SOURCE PASSAGE:
┌────────

Thus it would appear that before this particular claim can be said to have been sustained it must be shown that a radical change has rendered the restrictions inoperative. This we cannot find from the evidence.
The defendant Maronite Club asserts that it is not bound by the Vaughn restrictions because it had no notice thereof.
"We have no difficulty in concluding from the evidence that this defendant did have that notice provided by law which charges it with knowledge of the Vaughn restrictions. However, even in the absence of notice of such restrictions, still it is bound by the notice which admittedly it had of the Wright restrictions in so far as the same applied to its land.
We come now to a consideration of the claim that the restrictions are, as they relate to houses of worship, vio-lative of the Constitutions of the United States and of Ohio.
Zoning is the exercise of police power regulating and controlling the uses of real property. Restrictive covenants, with which we are here dealing, and which, of course, purport to control the use of real property are in the nature of private zoning or zoning by contract.

└────────

BRIEF 1: For each statement, say whether the court opinion on restrictive covenants agrees with it. Answer yes or no, and quote the opinion's deciding words. (a) The Maronite Club claims it is not bound by the Vaughn restrictions because it had no notice of them. (b) The court holds that the Maronite Club had no notice of the Wright restrictions. (c) The opinion treats restrictive covenants as a kind of private zoning.
BRIEF 2: Resume the court opinion on restrictive covenants after its final sentence, and carry its reasoning forward in the same style.

DATA:
┌────────

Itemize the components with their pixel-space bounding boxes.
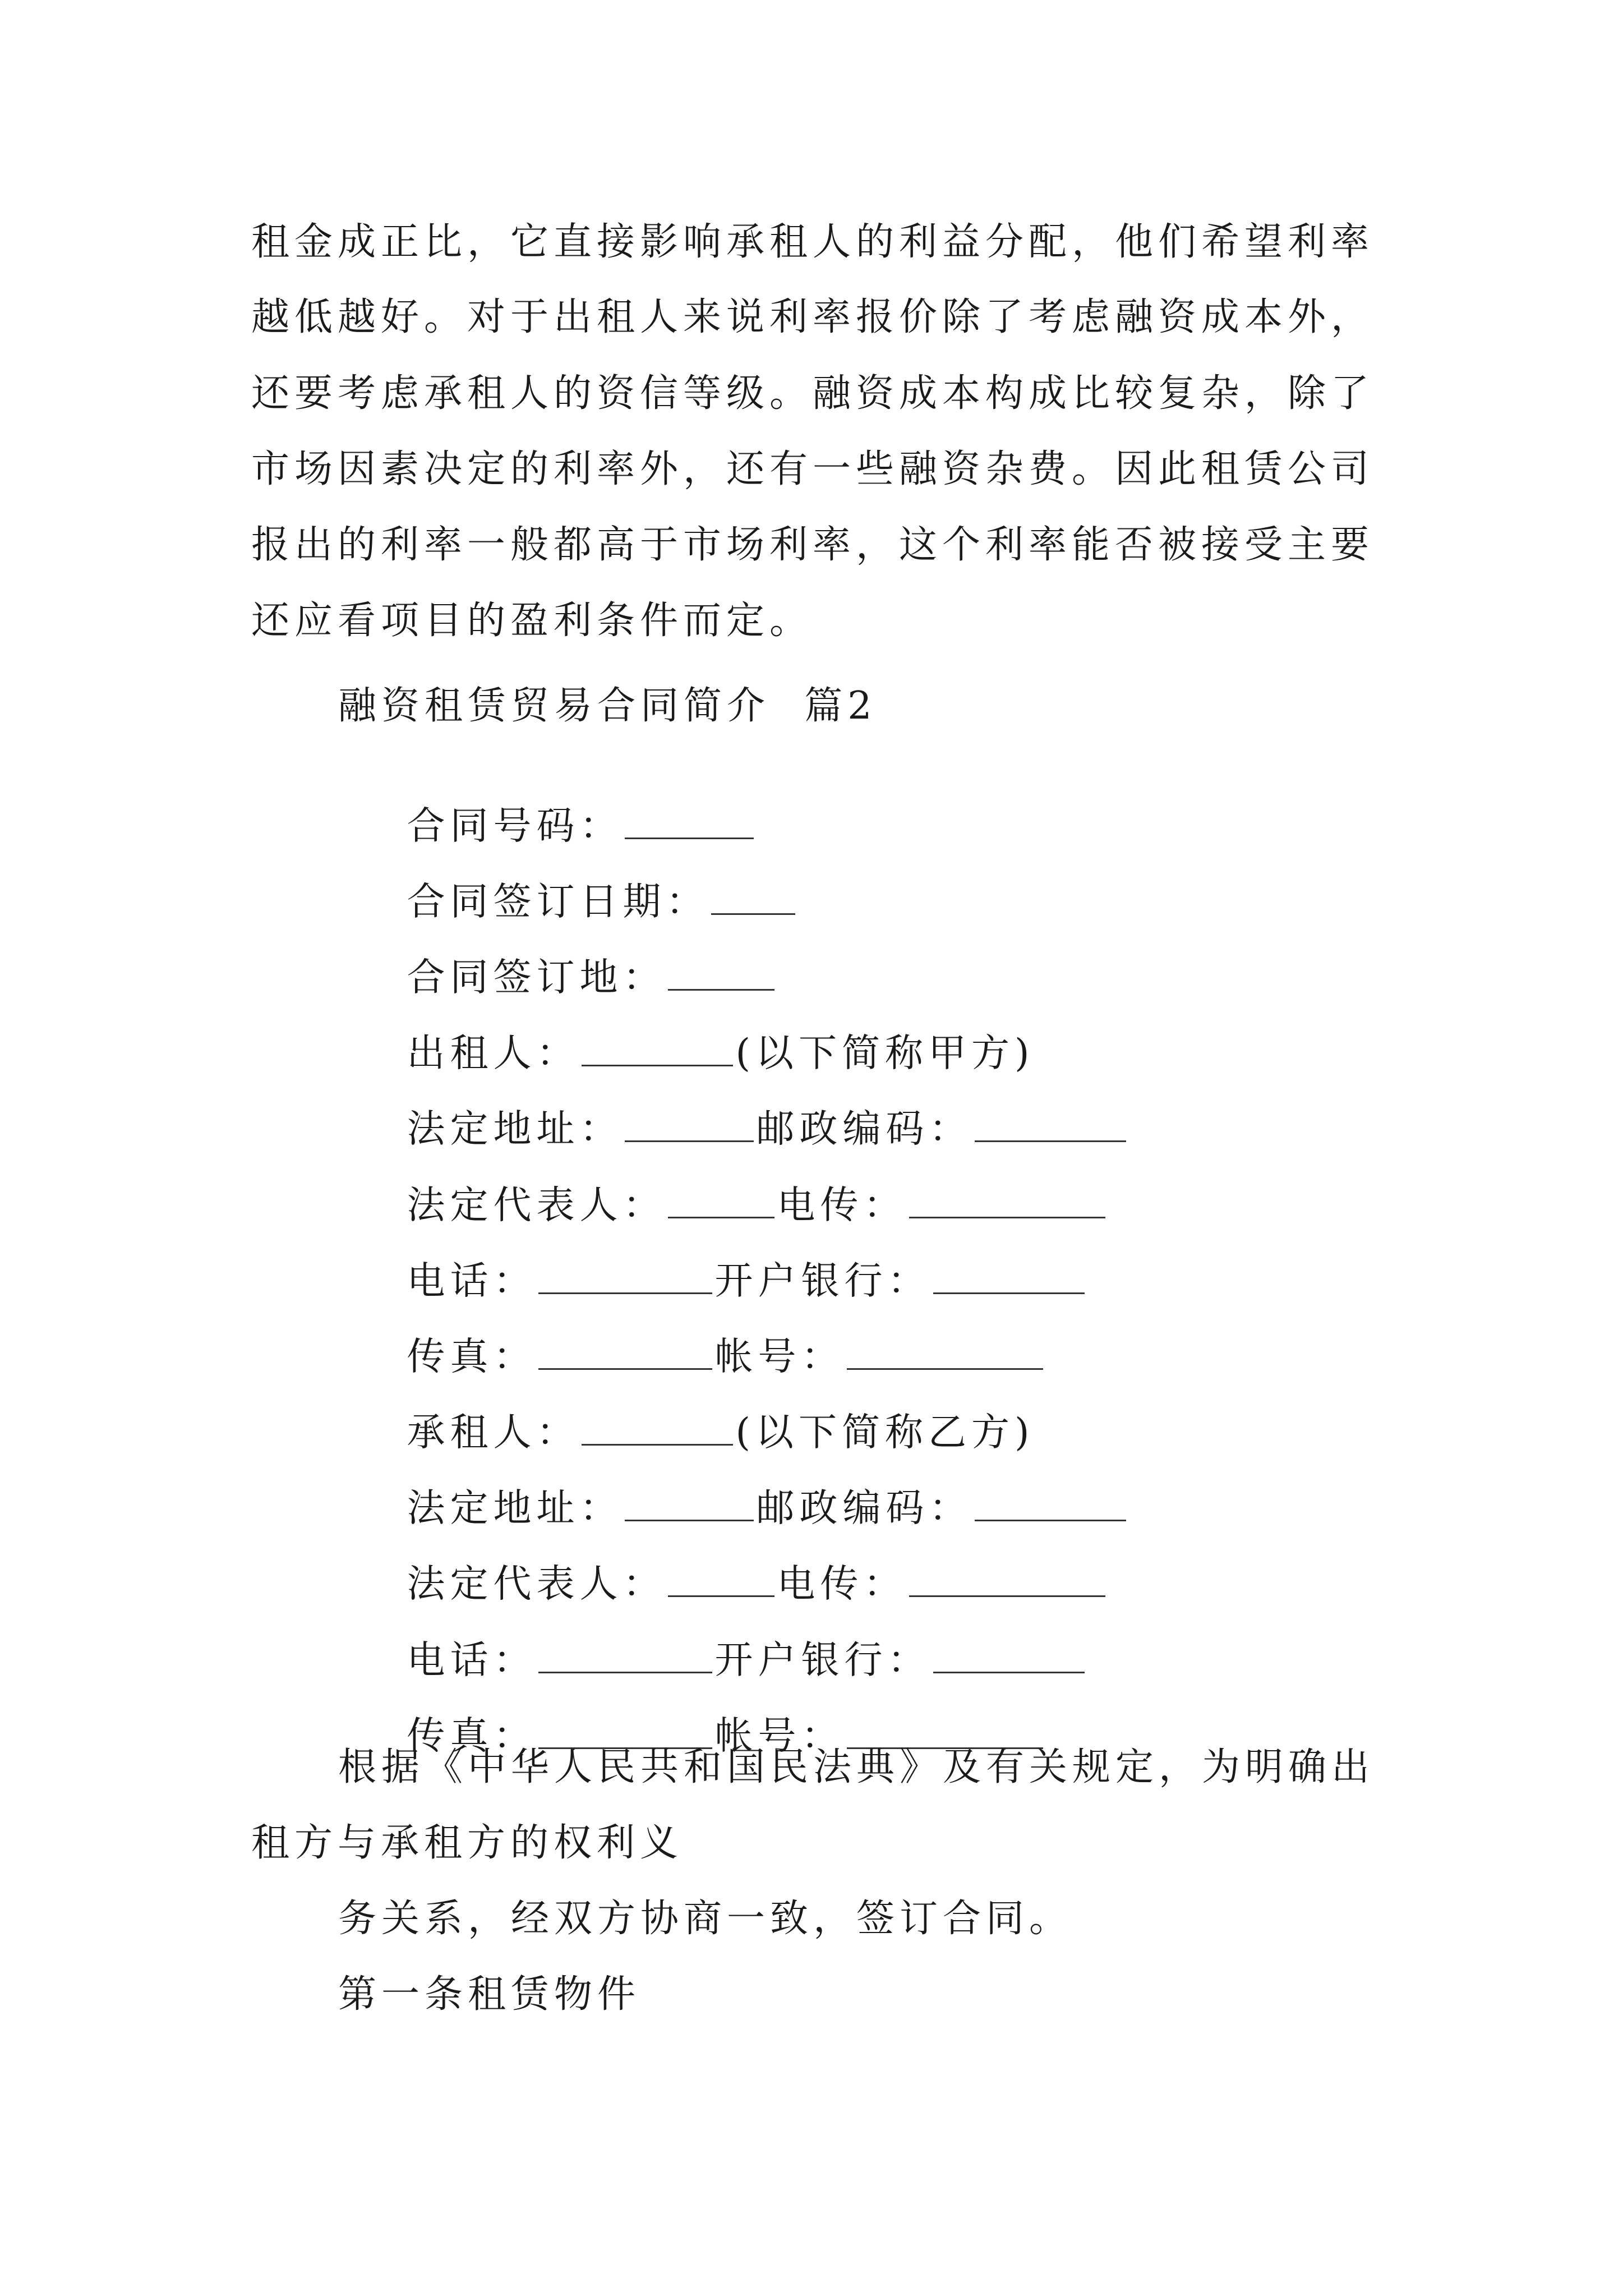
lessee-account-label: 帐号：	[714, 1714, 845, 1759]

└────────

RIGHT ANSWER 1:
(a) Yes: "The defendant Maronite Club asserts that it is not bound by the Vaughn restrictions because it had no notice thereof."
(b) No: "it is bound by the notice which admittedly it had of the Wright restrictions in so far as the same applied to its land."
(c) Yes: "are in the nature of private zoning or zoning by contract."

RIGHT ANSWER 2:
Restrictive covenants do not supersede or in any way affect the requirements of a zoning ordinance. They may *73be less restrictive than the ordinance and, if so, the ordinance prevails and if the restrictive covenant is more restrictive than the ordinance the covenant prevails but, in either case, the ordinance is enforceable. The ordinance cannot abrogate or impair or enlarge the effect of a restrictive covenant and a valid covenant is not terminated or nullified by the enactment of a zoning ordinance nor is the validity of a restriction thereby affected (See 20 American Jurisprudence 2d 837 and 838).
It would follow, however, that if a zoning ordinance is, in its operation, unconstitutional, a restrictive covenant in the same area having the same effect would likewise be unconstitutional.
In Shelley v. Kraemer, 334 U. S. 1, the court declared:
“That the action of state courts and of judicial officers in their official capacities is to be regarded as action of the state, within the meaning of the 14th Amendment * *
Therefore, if this court were to enforce (by declaratory judgment) the restrictive covenants here we would be engaging in state action.
In a majority of the states, churches cannot be wholly excluded from residential districts (through zoning legislation) because the courts have held that, under the circumstances, such exclusion amounts to unfair discrimination and, in any event, is contrary to the public welfare as a general rule, thus being an arbitrary and unauthorized exercise of the police power by the local authorities. See 81 Harvard Law Review 338, and the citations referred to therein.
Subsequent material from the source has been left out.